— START Data for processing —

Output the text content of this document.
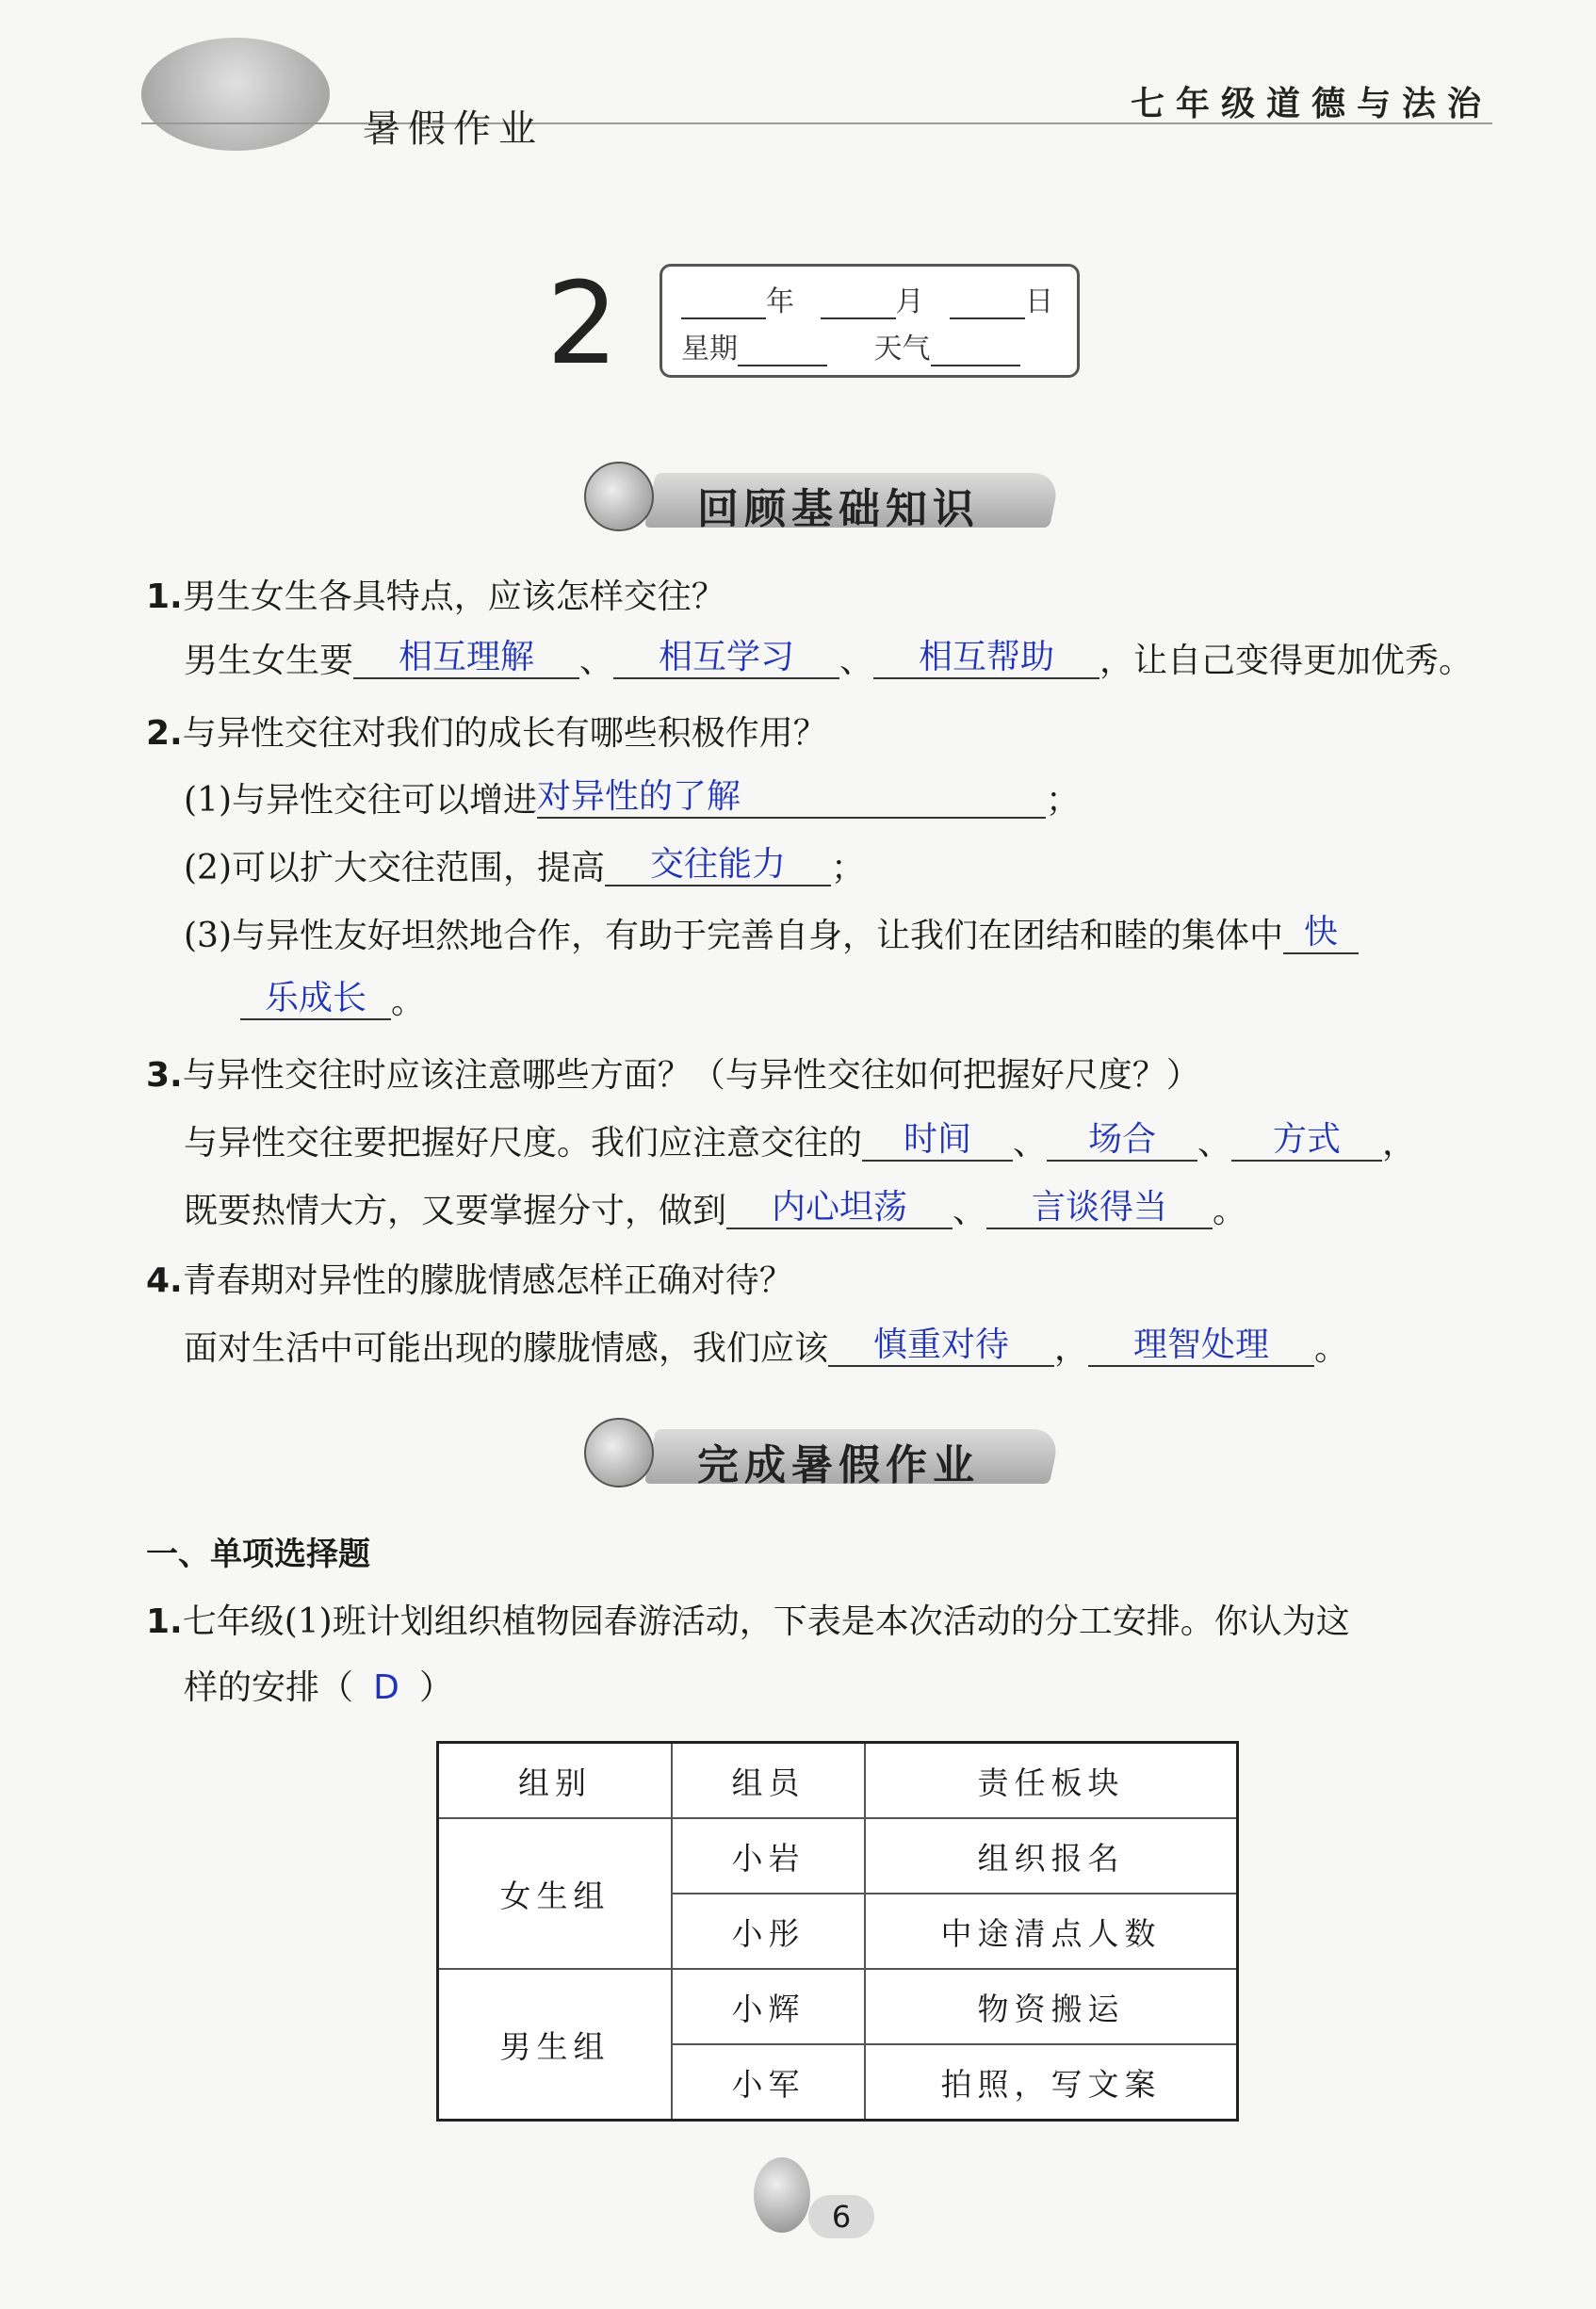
暑假作业
七年级道德与法治
2	年	月	日
星期	天气
回顾基础知识
1.男生女生各具特点，应该怎样交往？
男生女生要 相互理解 、 相互学习 、 相互帮助 ，让自己变得更加优秀。
2.与异性交往对我们的成长有哪些积极作用？
(1)与异性交往可以增进对异性的了解	；
(2)可以扩大交往范围，提高 交往能力 ；
(3)与异性友好坦然地合作，有助于完善自身，让我们在团结和睦的集体中 快
乐成长 。
3.与异性交往时应该注意哪些方面？（与异性交往如何把握好尺度？）
与异性交往要把握好尺度。我们应注意交往的 时间 、 场合 、 方式 ，
既要热情大方，又要掌握分寸，做到 内心坦荡 、 言谈得当 。
4.青春期对异性的朦胧情感怎样正确对待？
面对生活中可能出现的朦胧情感，我们应该 慎重对待 ， 理智处理 。
完成暑假作业
一、单项选择题
1.七年级(1)班计划组织植物园春游活动，下表是本次活动的分工安排。你认为这
样的安排（ D ）
组别	组员	责任板块
女生组	小岩	组织报名
	小彤	中途清点人数
男生组	小辉	物资搬运
	小军	拍照，写文案
6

— END Data for processing —

Required work>
Without the pictures, output the full listing exactly as it stands.

Answer to this problem>
Output the text content of this document.
暑假作业
七年级道德与法治
2	年	月	日
星期	天气
回顾基础知识
1.男生女生各具特点，应该怎样交往？
男生女生要 相互理解 、 相互学习 、 相互帮助 ，让自己变得更加优秀。
2.与异性交往对我们的成长有哪些积极作用？
(1)与异性交往可以增进对异性的了解	；
(2)可以扩大交往范围，提高 交往能力 ；
(3)与异性友好坦然地合作，有助于完善自身，让我们在团结和睦的集体中 快
乐成长 。
3.与异性交往时应该注意哪些方面？（与异性交往如何把握好尺度？）
与异性交往要把握好尺度。我们应注意交往的 时间 、 场合 、 方式 ，
既要热情大方，又要掌握分寸，做到 内心坦荡 、 言谈得当 。
4.青春期对异性的朦胧情感怎样正确对待？
面对生活中可能出现的朦胧情感，我们应该 慎重对待 ， 理智处理 。
完成暑假作业
一、单项选择题
1.七年级(1)班计划组织植物园春游活动，下表是本次活动的分工安排。你认为这
样的安排（ D ）
组别	组员	责任板块
女生组	小岩	组织报名
	小彤	中途清点人数
男生组	小辉	物资搬运
	小军	拍照，写文案
6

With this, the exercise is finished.